— ACTIVITY —
Filter the entries, keeping every line with the string "Aristotle".

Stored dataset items
* * * *
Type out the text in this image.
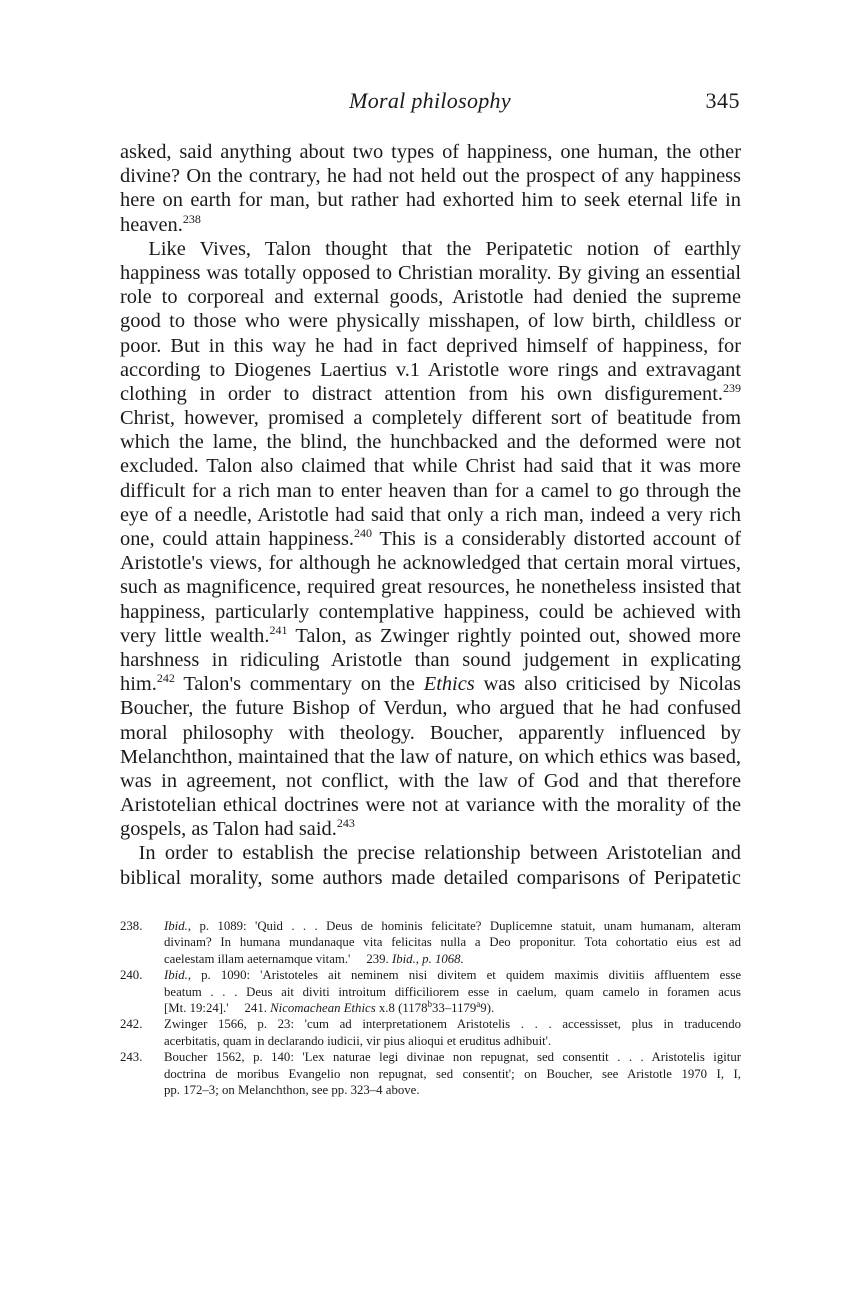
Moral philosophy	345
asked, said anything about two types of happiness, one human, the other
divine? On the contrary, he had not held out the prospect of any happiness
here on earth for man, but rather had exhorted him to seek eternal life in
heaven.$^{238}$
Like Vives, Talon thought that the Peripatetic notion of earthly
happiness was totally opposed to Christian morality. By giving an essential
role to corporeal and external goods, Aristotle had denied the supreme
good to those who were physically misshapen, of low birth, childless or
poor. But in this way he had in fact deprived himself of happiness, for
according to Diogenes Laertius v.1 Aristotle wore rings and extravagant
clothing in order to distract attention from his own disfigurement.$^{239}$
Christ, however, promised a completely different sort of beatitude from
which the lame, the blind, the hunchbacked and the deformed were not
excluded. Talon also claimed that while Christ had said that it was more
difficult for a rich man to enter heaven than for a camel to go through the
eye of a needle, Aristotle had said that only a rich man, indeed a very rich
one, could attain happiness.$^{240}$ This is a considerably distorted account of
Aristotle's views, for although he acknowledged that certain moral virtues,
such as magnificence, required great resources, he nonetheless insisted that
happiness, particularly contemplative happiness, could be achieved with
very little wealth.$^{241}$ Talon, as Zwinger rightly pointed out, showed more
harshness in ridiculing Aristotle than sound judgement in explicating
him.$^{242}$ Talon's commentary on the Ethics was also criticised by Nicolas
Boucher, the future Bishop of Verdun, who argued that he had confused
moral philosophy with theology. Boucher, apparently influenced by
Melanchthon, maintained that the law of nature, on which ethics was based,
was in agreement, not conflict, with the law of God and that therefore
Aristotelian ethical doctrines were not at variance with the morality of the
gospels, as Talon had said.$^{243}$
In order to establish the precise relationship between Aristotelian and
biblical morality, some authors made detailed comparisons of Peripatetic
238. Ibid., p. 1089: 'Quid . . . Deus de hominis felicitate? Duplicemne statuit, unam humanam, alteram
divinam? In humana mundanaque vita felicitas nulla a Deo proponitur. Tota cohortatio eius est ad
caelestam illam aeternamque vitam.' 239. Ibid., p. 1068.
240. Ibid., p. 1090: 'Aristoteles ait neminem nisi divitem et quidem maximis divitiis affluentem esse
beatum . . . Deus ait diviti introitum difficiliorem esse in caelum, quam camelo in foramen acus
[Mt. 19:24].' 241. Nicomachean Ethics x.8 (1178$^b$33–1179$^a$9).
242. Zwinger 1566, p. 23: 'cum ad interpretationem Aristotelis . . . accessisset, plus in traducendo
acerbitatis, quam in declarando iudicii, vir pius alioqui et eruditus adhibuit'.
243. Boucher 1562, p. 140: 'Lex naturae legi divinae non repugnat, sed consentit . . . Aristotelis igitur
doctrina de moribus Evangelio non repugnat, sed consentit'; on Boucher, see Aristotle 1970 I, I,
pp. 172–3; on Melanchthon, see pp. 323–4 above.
* * * *
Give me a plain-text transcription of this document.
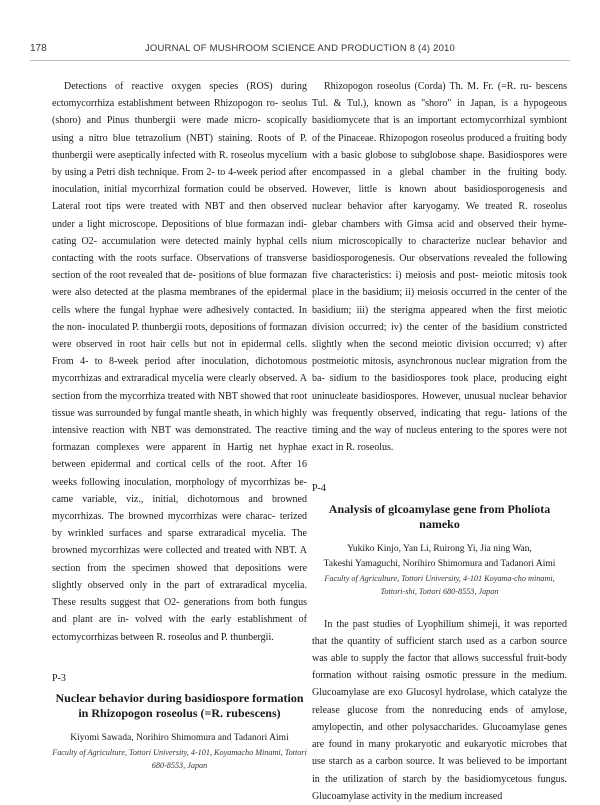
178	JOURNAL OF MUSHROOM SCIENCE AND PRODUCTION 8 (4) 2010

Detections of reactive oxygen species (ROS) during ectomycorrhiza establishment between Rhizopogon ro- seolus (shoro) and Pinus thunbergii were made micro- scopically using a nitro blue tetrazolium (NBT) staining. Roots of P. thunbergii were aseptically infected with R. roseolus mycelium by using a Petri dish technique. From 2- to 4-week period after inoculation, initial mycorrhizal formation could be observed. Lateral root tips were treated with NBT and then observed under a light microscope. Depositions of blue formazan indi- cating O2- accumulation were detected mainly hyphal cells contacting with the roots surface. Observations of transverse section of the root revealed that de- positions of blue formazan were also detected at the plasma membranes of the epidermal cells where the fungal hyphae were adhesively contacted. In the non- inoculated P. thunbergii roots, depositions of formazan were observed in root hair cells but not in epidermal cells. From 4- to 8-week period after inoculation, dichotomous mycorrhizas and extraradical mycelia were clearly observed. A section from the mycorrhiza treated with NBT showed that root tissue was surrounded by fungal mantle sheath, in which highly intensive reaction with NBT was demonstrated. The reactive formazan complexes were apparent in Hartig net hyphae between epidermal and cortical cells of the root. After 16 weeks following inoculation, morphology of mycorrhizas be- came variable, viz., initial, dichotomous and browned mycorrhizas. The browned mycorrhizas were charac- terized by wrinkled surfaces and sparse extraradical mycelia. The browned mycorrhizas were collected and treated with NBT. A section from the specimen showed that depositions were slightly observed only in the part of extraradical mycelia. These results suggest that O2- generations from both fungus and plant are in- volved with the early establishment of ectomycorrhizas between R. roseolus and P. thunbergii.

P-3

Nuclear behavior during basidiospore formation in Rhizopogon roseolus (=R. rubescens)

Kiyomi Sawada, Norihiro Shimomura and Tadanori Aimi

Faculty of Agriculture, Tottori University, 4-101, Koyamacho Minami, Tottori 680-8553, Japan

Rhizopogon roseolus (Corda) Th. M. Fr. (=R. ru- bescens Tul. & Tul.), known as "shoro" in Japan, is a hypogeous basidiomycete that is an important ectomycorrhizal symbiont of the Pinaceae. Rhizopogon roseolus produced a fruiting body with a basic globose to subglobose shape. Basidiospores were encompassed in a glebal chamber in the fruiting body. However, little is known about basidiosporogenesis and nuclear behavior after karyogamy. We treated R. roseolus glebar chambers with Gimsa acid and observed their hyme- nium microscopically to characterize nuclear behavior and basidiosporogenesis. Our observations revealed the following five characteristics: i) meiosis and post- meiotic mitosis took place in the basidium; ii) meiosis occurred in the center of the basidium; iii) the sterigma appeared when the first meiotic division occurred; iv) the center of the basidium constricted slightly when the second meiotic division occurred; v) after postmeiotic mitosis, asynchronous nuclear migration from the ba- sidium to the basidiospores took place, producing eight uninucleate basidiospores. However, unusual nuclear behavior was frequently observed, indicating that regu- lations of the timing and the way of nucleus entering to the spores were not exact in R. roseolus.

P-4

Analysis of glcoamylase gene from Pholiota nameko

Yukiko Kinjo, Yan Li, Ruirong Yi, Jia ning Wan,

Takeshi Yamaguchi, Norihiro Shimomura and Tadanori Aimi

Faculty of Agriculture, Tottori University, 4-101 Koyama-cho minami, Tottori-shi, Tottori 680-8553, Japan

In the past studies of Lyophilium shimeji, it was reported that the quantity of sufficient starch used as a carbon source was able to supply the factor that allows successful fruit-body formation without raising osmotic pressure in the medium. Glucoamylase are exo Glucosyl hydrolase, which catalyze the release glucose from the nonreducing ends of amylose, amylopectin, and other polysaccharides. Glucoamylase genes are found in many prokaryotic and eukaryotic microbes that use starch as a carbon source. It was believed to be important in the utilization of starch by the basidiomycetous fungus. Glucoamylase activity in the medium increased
* * * *
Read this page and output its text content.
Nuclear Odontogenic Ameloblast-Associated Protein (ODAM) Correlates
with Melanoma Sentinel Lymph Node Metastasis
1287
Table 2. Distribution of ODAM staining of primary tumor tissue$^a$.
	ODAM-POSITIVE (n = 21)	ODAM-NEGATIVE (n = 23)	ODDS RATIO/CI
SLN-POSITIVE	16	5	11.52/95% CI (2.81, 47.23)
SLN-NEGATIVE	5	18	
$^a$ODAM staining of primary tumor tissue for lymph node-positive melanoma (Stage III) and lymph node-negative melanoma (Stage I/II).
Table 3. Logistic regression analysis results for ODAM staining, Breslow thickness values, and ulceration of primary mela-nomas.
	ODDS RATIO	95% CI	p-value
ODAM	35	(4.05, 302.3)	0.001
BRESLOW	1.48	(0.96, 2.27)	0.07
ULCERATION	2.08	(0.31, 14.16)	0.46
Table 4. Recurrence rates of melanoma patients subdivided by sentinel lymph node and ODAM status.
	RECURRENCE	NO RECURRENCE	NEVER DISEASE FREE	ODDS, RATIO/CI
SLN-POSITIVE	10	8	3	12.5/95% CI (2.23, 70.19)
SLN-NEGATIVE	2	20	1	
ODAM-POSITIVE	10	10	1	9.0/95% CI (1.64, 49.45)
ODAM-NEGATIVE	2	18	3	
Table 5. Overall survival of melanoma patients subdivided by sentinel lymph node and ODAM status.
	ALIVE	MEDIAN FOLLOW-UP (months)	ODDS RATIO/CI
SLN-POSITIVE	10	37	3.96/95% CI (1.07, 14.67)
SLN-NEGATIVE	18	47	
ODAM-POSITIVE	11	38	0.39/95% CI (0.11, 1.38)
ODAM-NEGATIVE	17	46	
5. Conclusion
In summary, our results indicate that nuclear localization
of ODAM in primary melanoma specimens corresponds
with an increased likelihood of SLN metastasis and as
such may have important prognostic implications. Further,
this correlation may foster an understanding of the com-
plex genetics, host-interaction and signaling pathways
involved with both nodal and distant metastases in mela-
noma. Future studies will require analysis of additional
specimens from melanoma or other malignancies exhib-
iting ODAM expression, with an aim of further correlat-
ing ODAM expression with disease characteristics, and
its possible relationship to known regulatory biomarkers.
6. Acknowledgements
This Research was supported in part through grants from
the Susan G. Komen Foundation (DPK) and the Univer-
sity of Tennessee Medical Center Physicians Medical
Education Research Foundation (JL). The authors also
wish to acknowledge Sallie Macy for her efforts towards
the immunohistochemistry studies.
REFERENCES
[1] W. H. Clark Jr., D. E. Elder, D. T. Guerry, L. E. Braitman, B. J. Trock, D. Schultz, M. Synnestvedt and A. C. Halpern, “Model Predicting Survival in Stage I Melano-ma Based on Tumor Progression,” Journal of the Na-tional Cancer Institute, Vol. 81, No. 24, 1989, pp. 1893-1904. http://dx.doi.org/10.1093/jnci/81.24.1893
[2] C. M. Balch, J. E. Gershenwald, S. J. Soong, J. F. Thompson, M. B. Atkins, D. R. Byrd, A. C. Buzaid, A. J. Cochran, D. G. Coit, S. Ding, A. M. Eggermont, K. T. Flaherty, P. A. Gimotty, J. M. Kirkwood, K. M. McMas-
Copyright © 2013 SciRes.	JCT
* * * *
— RESPONSE TO THIS EXERCISE —
role to corporeal and external goods, Aristotle had denied the supreme
according to Diogenes Laertius v.1 Aristotle wore rings and extravagant
eye of a needle, Aristotle had said that only a rich man, indeed a very rich
Aristotle's views, for although he acknowledged that certain moral virtues,
harshness in ridiculing Aristotle than sound judgement in explicating
doctrina de moribus Evangelio non repugnat, sed consentit'; on Boucher, see Aristotle 1970 I, I,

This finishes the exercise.